WHAT YOU NEED TO DO: Give the count of lines in the data that include "Difference", with no other words.

┄┄┄┄┄┄┄┄┄┄

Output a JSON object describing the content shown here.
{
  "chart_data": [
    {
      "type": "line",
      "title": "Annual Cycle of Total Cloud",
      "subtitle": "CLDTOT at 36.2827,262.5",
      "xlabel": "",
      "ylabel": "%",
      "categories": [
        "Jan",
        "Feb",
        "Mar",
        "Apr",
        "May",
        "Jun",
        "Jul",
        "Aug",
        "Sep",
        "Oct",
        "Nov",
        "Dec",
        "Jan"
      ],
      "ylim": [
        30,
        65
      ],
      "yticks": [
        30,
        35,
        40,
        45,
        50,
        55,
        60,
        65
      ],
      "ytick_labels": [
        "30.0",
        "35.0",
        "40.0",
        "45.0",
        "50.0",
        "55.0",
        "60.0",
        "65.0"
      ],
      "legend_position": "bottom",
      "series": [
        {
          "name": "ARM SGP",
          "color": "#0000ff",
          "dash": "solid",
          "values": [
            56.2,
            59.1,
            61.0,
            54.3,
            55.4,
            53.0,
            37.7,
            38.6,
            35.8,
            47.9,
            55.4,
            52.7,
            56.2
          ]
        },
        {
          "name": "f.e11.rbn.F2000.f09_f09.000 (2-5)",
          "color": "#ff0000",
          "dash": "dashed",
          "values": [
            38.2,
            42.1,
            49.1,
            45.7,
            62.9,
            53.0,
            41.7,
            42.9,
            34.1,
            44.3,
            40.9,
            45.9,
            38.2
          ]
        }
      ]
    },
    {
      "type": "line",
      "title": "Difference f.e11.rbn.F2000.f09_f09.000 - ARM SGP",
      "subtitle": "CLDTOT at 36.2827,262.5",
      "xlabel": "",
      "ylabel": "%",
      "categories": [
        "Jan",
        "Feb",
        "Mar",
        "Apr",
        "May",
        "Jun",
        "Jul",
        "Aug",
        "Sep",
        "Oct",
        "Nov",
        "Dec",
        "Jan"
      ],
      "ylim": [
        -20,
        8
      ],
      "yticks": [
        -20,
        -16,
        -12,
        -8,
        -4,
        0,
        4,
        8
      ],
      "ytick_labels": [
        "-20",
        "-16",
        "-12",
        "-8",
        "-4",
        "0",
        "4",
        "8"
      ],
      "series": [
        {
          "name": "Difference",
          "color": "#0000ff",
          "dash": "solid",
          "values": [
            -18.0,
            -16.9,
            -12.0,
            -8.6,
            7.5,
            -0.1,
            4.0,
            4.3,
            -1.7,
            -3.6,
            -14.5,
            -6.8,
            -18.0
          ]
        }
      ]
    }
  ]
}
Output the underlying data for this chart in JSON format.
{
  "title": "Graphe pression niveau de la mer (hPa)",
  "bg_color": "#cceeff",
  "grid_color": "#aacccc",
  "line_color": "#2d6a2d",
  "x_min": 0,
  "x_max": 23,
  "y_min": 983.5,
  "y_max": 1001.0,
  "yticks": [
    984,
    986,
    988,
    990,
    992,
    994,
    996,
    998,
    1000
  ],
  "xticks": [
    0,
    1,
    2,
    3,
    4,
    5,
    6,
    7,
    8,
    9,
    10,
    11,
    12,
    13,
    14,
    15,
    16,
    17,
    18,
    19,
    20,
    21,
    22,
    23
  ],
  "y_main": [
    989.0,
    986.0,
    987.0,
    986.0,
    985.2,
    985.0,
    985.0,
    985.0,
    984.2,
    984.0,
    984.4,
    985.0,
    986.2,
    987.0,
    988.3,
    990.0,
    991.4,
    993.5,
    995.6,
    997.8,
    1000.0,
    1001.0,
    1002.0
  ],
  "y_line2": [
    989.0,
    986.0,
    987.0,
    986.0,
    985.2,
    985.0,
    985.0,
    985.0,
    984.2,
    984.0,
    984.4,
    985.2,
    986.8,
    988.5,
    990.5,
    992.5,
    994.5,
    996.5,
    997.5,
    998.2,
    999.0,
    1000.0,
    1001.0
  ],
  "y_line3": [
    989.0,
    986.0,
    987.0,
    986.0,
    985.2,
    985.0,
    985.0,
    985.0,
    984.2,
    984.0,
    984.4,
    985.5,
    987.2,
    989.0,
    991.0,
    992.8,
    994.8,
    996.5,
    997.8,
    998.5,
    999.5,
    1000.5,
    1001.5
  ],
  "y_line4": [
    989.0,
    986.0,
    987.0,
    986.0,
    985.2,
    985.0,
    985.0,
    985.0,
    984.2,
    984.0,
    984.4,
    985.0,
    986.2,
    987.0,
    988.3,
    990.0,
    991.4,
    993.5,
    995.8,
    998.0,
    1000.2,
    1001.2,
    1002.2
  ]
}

┄┄┄┄┄┄┄┄┄┄

EXPECTED OUTPUT: 2